Write out every entry precisely as given, leaving the pictures out.
----- PROVIDED RECORDS -----
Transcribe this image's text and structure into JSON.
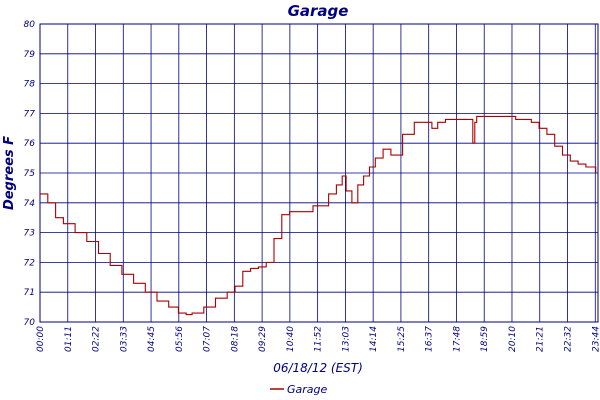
{
  "chart_data": {
    "type": "line",
    "title": "Garage",
    "xlabel": "06/18/12 (EST)",
    "ylabel": "Degrees F",
    "ylim": [
      70,
      80
    ],
    "yticks": [
      70,
      71,
      72,
      73,
      74,
      75,
      76,
      77,
      78,
      79,
      80
    ],
    "xticks": [
      "00:00",
      "01:11",
      "02:22",
      "03:33",
      "04:45",
      "05:56",
      "07:07",
      "08:18",
      "09:29",
      "10:40",
      "11:52",
      "13:03",
      "14:14",
      "15:25",
      "16:37",
      "17:48",
      "18:59",
      "20:10",
      "21:21",
      "22:32",
      "23:44"
    ],
    "grid": true,
    "legend": "bottom-center",
    "series": [
      {
        "name": "Garage",
        "color": "#aa0000",
        "x_minutes": [
          0,
          20,
          40,
          60,
          90,
          120,
          150,
          180,
          210,
          240,
          270,
          300,
          330,
          355,
          375,
          390,
          420,
          450,
          480,
          500,
          520,
          540,
          560,
          580,
          600,
          620,
          640,
          660,
          700,
          740,
          760,
          775,
          785,
          800,
          815,
          830,
          845,
          860,
          880,
          900,
          930,
          960,
          990,
          1005,
          1020,
          1040,
          1060,
          1080,
          1100,
          1110,
          1115,
          1120,
          1140,
          1160,
          1180,
          1200,
          1220,
          1240,
          1260,
          1280,
          1300,
          1320,
          1340,
          1360,
          1380,
          1400,
          1425
        ],
        "values": [
          74.3,
          74.0,
          73.5,
          73.3,
          73.0,
          72.7,
          72.3,
          71.9,
          71.6,
          71.3,
          71.0,
          70.7,
          70.5,
          70.3,
          70.25,
          70.3,
          70.5,
          70.8,
          71.0,
          71.2,
          71.7,
          71.8,
          71.85,
          72.0,
          72.8,
          73.6,
          73.7,
          73.7,
          73.9,
          74.3,
          74.6,
          74.9,
          74.4,
          74.0,
          74.6,
          74.9,
          75.2,
          75.5,
          75.8,
          75.6,
          76.3,
          76.7,
          76.7,
          76.5,
          76.7,
          76.8,
          76.8,
          76.8,
          76.8,
          76.0,
          76.7,
          76.9,
          76.9,
          76.9,
          76.9,
          76.9,
          76.8,
          76.8,
          76.7,
          76.5,
          76.3,
          75.9,
          75.6,
          75.4,
          75.3,
          75.2,
          75.0
        ]
      }
    ]
  }
}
-----
▶ [WRITTEN RESPONSE]
Transcribe this image's text and structure into JSON.
{
  "chart_data": {
    "type": "line",
    "title": "Garage",
    "xlabel": "06/18/12 (EST)",
    "ylabel": "Degrees F",
    "ylim": [
      70,
      80
    ],
    "yticks": [
      70,
      71,
      72,
      73,
      74,
      75,
      76,
      77,
      78,
      79,
      80
    ],
    "xticks": [
      "00:00",
      "01:11",
      "02:22",
      "03:33",
      "04:45",
      "05:56",
      "07:07",
      "08:18",
      "09:29",
      "10:40",
      "11:52",
      "13:03",
      "14:14",
      "15:25",
      "16:37",
      "17:48",
      "18:59",
      "20:10",
      "21:21",
      "22:32",
      "23:44"
    ],
    "grid": true,
    "legend": "bottom-center",
    "series": [
      {
        "name": "Garage",
        "color": "#aa0000",
        "x_minutes": [
          0,
          20,
          40,
          60,
          90,
          120,
          150,
          180,
          210,
          240,
          270,
          300,
          330,
          355,
          375,
          390,
          420,
          450,
          480,
          500,
          520,
          540,
          560,
          580,
          600,
          620,
          640,
          660,
          700,
          740,
          760,
          775,
          785,
          800,
          815,
          830,
          845,
          860,
          880,
          900,
          930,
          960,
          990,
          1005,
          1020,
          1040,
          1060,
          1080,
          1100,
          1110,
          1115,
          1120,
          1140,
          1160,
          1180,
          1200,
          1220,
          1240,
          1260,
          1280,
          1300,
          1320,
          1340,
          1360,
          1380,
          1400,
          1425
        ],
        "values": [
          74.3,
          74.0,
          73.5,
          73.3,
          73.0,
          72.7,
          72.3,
          71.9,
          71.6,
          71.3,
          71.0,
          70.7,
          70.5,
          70.3,
          70.25,
          70.3,
          70.5,
          70.8,
          71.0,
          71.2,
          71.7,
          71.8,
          71.85,
          72.0,
          72.8,
          73.6,
          73.7,
          73.7,
          73.9,
          74.3,
          74.6,
          74.9,
          74.4,
          74.0,
          74.6,
          74.9,
          75.2,
          75.5,
          75.8,
          75.6,
          76.3,
          76.7,
          76.7,
          76.5,
          76.7,
          76.8,
          76.8,
          76.8,
          76.8,
          76.0,
          76.7,
          76.9,
          76.9,
          76.9,
          76.9,
          76.9,
          76.8,
          76.8,
          76.7,
          76.5,
          76.3,
          75.9,
          75.6,
          75.4,
          75.3,
          75.2,
          75.0
        ]
      }
    ]
  }
}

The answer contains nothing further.